Je rebondis brièvement sur le "mythe" des doctorats "de complaisance", dont on a beaucoup parlé ces derniers temps avec les doctorats par VAE.

D. Monniaux a notamment expliqué que la VAE ne simplifiait pas franchement les possibilités qui existent déjà par les "voies traditionnelles" de délivrer de tels diplômes. 

 

Avouons-le, on a tous assisté à des soutenances qui n'auraient probablement pas du avoir lieu (ou alors qui n'auraient pas du aboutir à la délivrance du diplôme) ou au moins entendu des histoires de doctorat délivrés à des anonymes ne le méritant pas forcément, sans même avoir besoin d'évoquer des affaires médiatiques (astrologues, présentateurs télés etc). 

 

Mais il n'y a pas d'un côté les thèses exceptionnelles (ou même simplement bonnes) et de l'autre les thèses dysfonctionnelles où il est clair que l'on aurait du agir et qu'on ne l'a pas fait (les raisons possibles pour ne pas avoir agi avant la soutenance sont multiples et un peu hors du cadre de ce que je voudrais dire ici, même s'il serait intéressant d'en faire un article à part entière).

 

Il y a aussi tout un tas de situations embarrassantes où il n'y a, semble-t-il, que des mauvais choix à faire.

 

Je vais raconter une histoire vraie (bien qu'anonymisée au mieux) qui rentre, selon moi, dans ce registre.

## Données fournies
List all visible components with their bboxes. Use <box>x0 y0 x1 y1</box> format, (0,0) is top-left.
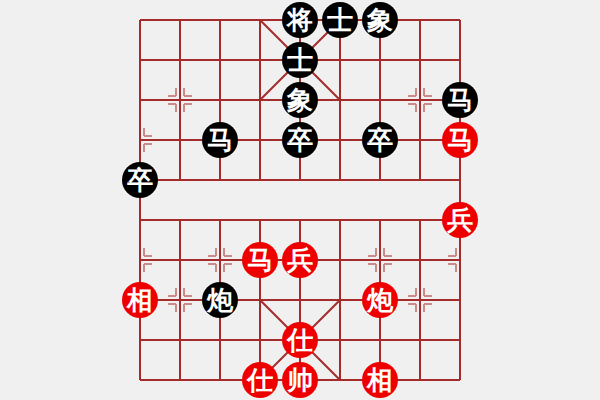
piece-black-general[interactable]: 将 <box>282 2 318 38</box>
piece-red-cannon[interactable]: 炮 <box>362 282 398 318</box>
piece-red-advisor[interactable]: 仕 <box>242 362 278 398</box>
piece-black-cannon[interactable]: 炮 <box>202 282 238 318</box>
piece-black-horse[interactable]: 马 <box>202 122 238 158</box>
piece-black-soldier[interactable]: 卒 <box>362 122 398 158</box>
piece-red-soldier[interactable]: 兵 <box>442 202 478 238</box>
piece-red-soldier[interactable]: 兵 <box>282 242 318 278</box>
piece-black-horse[interactable]: 马 <box>442 82 478 118</box>
piece-red-horse[interactable]: 马 <box>242 242 278 278</box>
piece-black-advisor[interactable]: 士 <box>322 2 358 38</box>
piece-red-advisor[interactable]: 仕 <box>282 322 318 358</box>
piece-red-elephant[interactable]: 相 <box>362 362 398 398</box>
piece-black-elephant[interactable]: 象 <box>362 2 398 38</box>
piece-red-horse[interactable]: 马 <box>442 122 478 158</box>
pieces-grid: 将士象士象马马卒卒卒炮马兵马兵相炮仕仕帅相 <box>120 0 480 400</box>
xiangqi-board: 将士象士象马马卒卒卒炮马兵马兵相炮仕仕帅相 <box>0 0 600 400</box>
piece-red-elephant[interactable]: 相 <box>122 282 158 318</box>
piece-black-advisor[interactable]: 士 <box>282 42 318 78</box>
piece-black-elephant[interactable]: 象 <box>282 82 318 118</box>
piece-black-soldier[interactable]: 卒 <box>122 162 158 198</box>
piece-black-soldier[interactable]: 卒 <box>282 122 318 158</box>
piece-red-general[interactable]: 帅 <box>282 362 318 398</box>
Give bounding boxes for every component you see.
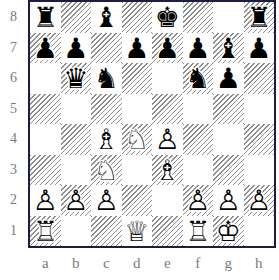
square-e8[interactable]: ♚ (152, 2, 183, 33)
file-labels: a b c d e f g h (30, 250, 274, 278)
white-rook-f1[interactable]: ♜♖ (183, 216, 214, 247)
white-queen-d1[interactable]: ♛♕ (122, 216, 153, 247)
square-d1[interactable]: ♛♕ (122, 216, 153, 247)
rank-label-5: 5 (0, 94, 27, 125)
square-b1[interactable] (61, 216, 92, 247)
square-c5[interactable] (91, 94, 122, 125)
square-f7[interactable]: ♟ (183, 33, 214, 64)
file-label-a: a (30, 250, 61, 278)
square-f8[interactable] (183, 2, 214, 33)
square-a1[interactable]: ♜♖ (30, 216, 61, 247)
square-g5[interactable] (213, 94, 244, 125)
square-e3[interactable]: ♝♗ (152, 155, 183, 186)
square-g3[interactable] (213, 155, 244, 186)
square-f2[interactable]: ♟♙ (183, 185, 214, 216)
square-e4[interactable]: ♟♙ (152, 124, 183, 155)
white-pawn-f2[interactable]: ♟♙ (183, 185, 214, 216)
square-b6[interactable]: ♛ (61, 63, 92, 94)
black-rook-h8[interactable]: ♜ (244, 2, 275, 33)
square-d3[interactable] (122, 155, 153, 186)
square-c3[interactable]: ♞♘ (91, 155, 122, 186)
rank-label-6: 6 (0, 63, 27, 94)
black-pawn-e7[interactable]: ♟ (152, 33, 183, 64)
black-pawn-h7[interactable]: ♟ (244, 33, 275, 64)
square-e1[interactable] (152, 216, 183, 247)
black-queen-b6[interactable]: ♛ (61, 63, 92, 94)
square-a3[interactable] (30, 155, 61, 186)
square-b2[interactable]: ♟♙ (61, 185, 92, 216)
square-b4[interactable] (61, 124, 92, 155)
square-g8[interactable] (213, 2, 244, 33)
square-e2[interactable] (152, 185, 183, 216)
black-pawn-d7[interactable]: ♟ (122, 33, 153, 64)
white-rook-a1[interactable]: ♜♖ (30, 216, 61, 247)
rank-labels: 8 7 6 5 4 3 2 1 (0, 2, 27, 246)
file-label-c: c (91, 250, 122, 278)
white-pawn-a2[interactable]: ♟♙ (30, 185, 61, 216)
square-h6[interactable] (244, 63, 275, 94)
black-bishop-c8[interactable]: ♝ (91, 2, 122, 33)
square-f3[interactable] (183, 155, 214, 186)
black-pawn-b7[interactable]: ♟ (61, 33, 92, 64)
square-h3[interactable] (244, 155, 275, 186)
square-f4[interactable] (183, 124, 214, 155)
rank-label-2: 2 (0, 185, 27, 216)
square-h8[interactable]: ♜ (244, 2, 275, 33)
square-b3[interactable] (61, 155, 92, 186)
square-c6[interactable]: ♞ (91, 63, 122, 94)
rank-label-4: 4 (0, 124, 27, 155)
white-pawn-e4[interactable]: ♟♙ (152, 124, 183, 155)
square-f6[interactable]: ♞ (183, 63, 214, 94)
square-a2[interactable]: ♟♙ (30, 185, 61, 216)
square-e7[interactable]: ♟ (152, 33, 183, 64)
square-a6[interactable] (30, 63, 61, 94)
white-king-g1[interactable]: ♚♔ (213, 216, 244, 247)
white-knight-c3[interactable]: ♞♘ (91, 155, 122, 186)
square-h7[interactable]: ♟ (244, 33, 275, 64)
white-knight-d4[interactable]: ♞♘ (122, 124, 153, 155)
white-bishop-e3[interactable]: ♝♗ (152, 155, 183, 186)
square-h4[interactable] (244, 124, 275, 155)
square-d7[interactable]: ♟ (122, 33, 153, 64)
square-c4[interactable]: ♝♗ (91, 124, 122, 155)
square-e5[interactable] (152, 94, 183, 125)
rank-label-1: 1 (0, 216, 27, 247)
square-h1[interactable] (244, 216, 275, 247)
black-rook-a8[interactable]: ♜ (30, 2, 61, 33)
square-d5[interactable] (122, 94, 153, 125)
black-knight-f6[interactable]: ♞ (183, 63, 214, 94)
square-b8[interactable] (61, 2, 92, 33)
chess-board: ♜♝♚♜♟♟♟♟♟♝♟♛♞♞♟♝♗♞♘♟♙♞♘♝♗♟♙♟♙♟♙♟♙♟♙♟♙♜♖♛… (28, 0, 276, 248)
file-label-h: h (244, 250, 275, 278)
white-pawn-h2[interactable]: ♟♙ (244, 185, 275, 216)
square-h2[interactable]: ♟♙ (244, 185, 275, 216)
file-label-d: d (122, 250, 153, 278)
black-pawn-a7[interactable]: ♟ (30, 33, 61, 64)
square-g6[interactable]: ♟ (213, 63, 244, 94)
square-g2[interactable]: ♟♙ (213, 185, 244, 216)
square-g7[interactable]: ♝ (213, 33, 244, 64)
square-d8[interactable] (122, 2, 153, 33)
square-g1[interactable]: ♚♔ (213, 216, 244, 247)
square-d4[interactable]: ♞♘ (122, 124, 153, 155)
white-pawn-c2[interactable]: ♟♙ (91, 185, 122, 216)
square-g4[interactable] (213, 124, 244, 155)
square-f1[interactable]: ♜♖ (183, 216, 214, 247)
file-label-b: b (61, 250, 92, 278)
black-king-e8[interactable]: ♚ (152, 2, 183, 33)
white-pawn-g2[interactable]: ♟♙ (213, 185, 244, 216)
black-knight-c6[interactable]: ♞ (91, 63, 122, 94)
square-a5[interactable] (30, 94, 61, 125)
rank-label-7: 7 (0, 33, 27, 64)
square-b7[interactable]: ♟ (61, 33, 92, 64)
black-pawn-g6[interactable]: ♟ (213, 63, 244, 94)
square-c1[interactable] (91, 216, 122, 247)
white-pawn-b2[interactable]: ♟♙ (61, 185, 92, 216)
square-d2[interactable] (122, 185, 153, 216)
file-label-g: g (213, 250, 244, 278)
white-bishop-c4[interactable]: ♝♗ (91, 124, 122, 155)
file-label-f: f (183, 250, 214, 278)
file-label-e: e (152, 250, 183, 278)
square-e6[interactable] (152, 63, 183, 94)
chess-diagram: 8 7 6 5 4 3 2 1 ♜♝♚♜♟♟♟♟♟♝♟♛♞♞♟♝♗♞♘♟♙♞♘♝… (0, 0, 279, 280)
square-c8[interactable]: ♝ (91, 2, 122, 33)
square-f5[interactable] (183, 94, 214, 125)
square-h5[interactable] (244, 94, 275, 125)
square-a7[interactable]: ♟ (30, 33, 61, 64)
square-a4[interactable] (30, 124, 61, 155)
square-d6[interactable] (122, 63, 153, 94)
rank-label-8: 8 (0, 2, 27, 33)
square-c2[interactable]: ♟♙ (91, 185, 122, 216)
rank-label-3: 3 (0, 155, 27, 186)
square-a8[interactable]: ♜ (30, 2, 61, 33)
square-c7[interactable] (91, 33, 122, 64)
black-bishop-g7[interactable]: ♝ (213, 33, 244, 64)
black-pawn-f7[interactable]: ♟ (183, 33, 214, 64)
square-b5[interactable] (61, 94, 92, 125)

## Travail demandé
1: Répondez aux questions suivantes d'après le texte sur les doctorats.
(a) D'après D. Monniaux, la VAE simplifie-t-elle franchement les possibilités de délivrer de tels diplômes ?
(b) Quels exemples d'affaires médiatiques sont mentionnés entre parenthèses ?
(c) Quel genre d'histoire est annoncé dans la dernière phrase ?
2: Recopiez à l'identique le passage du texte sur les doctorats qui débute par les mots « D. Monniaux a » et s'achève sur les mots « présentateurs télés etc). ».

## Corrigé de l'exercice
1:
(a) Non, elle ne simplifie pas franchement les possibilités qui existent déjà par les « voies traditionnelles ».
(b) Les astrologues et les présentateurs télés.
(c) Une histoire vraie, anonymisée au mieux.

2:
D. Monniaux a notamment expliqué que la VAE ne simplifiait pas franchement les possibilités qui existent déjà par les "voies traditionnelles" de délivrer de tels diplômes. 

 

Avouons-le, on a tous assisté à des soutenances qui n'auraient probablement pas du avoir lieu (ou alors qui n'auraient pas du aboutir à la délivrance du diplôme) ou au moins entendu des histoires de doctorat délivrés à des anonymes ne le méritant pas forcément, sans même avoir besoin d'évoquer des affaires médiatiques (astrologues, présentateurs télés etc).